| PROVIDED ENTRIES |
· · ·
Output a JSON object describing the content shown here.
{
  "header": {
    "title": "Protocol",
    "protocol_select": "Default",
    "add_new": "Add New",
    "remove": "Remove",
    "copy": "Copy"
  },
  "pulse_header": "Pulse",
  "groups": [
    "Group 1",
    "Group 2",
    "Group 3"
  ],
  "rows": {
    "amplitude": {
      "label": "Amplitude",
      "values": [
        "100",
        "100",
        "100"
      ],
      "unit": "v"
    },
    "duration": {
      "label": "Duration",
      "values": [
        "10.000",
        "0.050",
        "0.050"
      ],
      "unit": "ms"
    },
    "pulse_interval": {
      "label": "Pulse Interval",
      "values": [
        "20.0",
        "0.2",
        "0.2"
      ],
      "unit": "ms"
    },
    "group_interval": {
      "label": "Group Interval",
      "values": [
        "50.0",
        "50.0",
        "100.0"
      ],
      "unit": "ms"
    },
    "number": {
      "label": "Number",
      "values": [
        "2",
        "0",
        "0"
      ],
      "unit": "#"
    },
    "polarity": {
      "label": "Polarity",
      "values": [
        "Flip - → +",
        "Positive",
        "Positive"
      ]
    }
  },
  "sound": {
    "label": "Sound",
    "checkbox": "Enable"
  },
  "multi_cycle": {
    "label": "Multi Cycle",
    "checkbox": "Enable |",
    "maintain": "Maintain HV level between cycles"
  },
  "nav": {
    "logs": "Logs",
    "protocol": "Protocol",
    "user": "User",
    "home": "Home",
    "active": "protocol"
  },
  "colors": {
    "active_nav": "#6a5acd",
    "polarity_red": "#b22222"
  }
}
· · ·
| WHAT YOU NEED TO DO |
Print all the data exactly.

| EXERCISE RESULT |
Output a JSON object describing the content shown here.
{
  "header": {
    "title": "Protocol",
    "protocol_select": "Default",
    "add_new": "Add New",
    "remove": "Remove",
    "copy": "Copy"
  },
  "pulse_header": "Pulse",
  "groups": [
    "Group 1",
    "Group 2",
    "Group 3"
  ],
  "rows": {
    "amplitude": {
      "label": "Amplitude",
      "values": [
        "100",
        "100",
        "100"
      ],
      "unit": "v"
    },
    "duration": {
      "label": "Duration",
      "values": [
        "10.000",
        "0.050",
        "0.050"
      ],
      "unit": "ms"
    },
    "pulse_interval": {
      "label": "Pulse Interval",
      "values": [
        "20.0",
        "0.2",
        "0.2"
      ],
      "unit": "ms"
    },
    "group_interval": {
      "label": "Group Interval",
      "values": [
        "50.0",
        "50.0",
        "100.0"
      ],
      "unit": "ms"
    },
    "number": {
      "label": "Number",
      "values": [
        "2",
        "0",
        "0"
      ],
      "unit": "#"
    },
    "polarity": {
      "label": "Polarity",
      "values": [
        "Flip - → +",
        "Positive",
        "Positive"
      ]
    }
  },
  "sound": {
    "label": "Sound",
    "checkbox": "Enable"
  },
  "multi_cycle": {
    "label": "Multi Cycle",
    "checkbox": "Enable |",
    "maintain": "Maintain HV level between cycles"
  },
  "nav": {
    "logs": "Logs",
    "protocol": "Protocol",
    "user": "User",
    "home": "Home",
    "active": "protocol"
  },
  "colors": {
    "active_nav": "#6a5acd",
    "polarity_red": "#b22222"
  }
}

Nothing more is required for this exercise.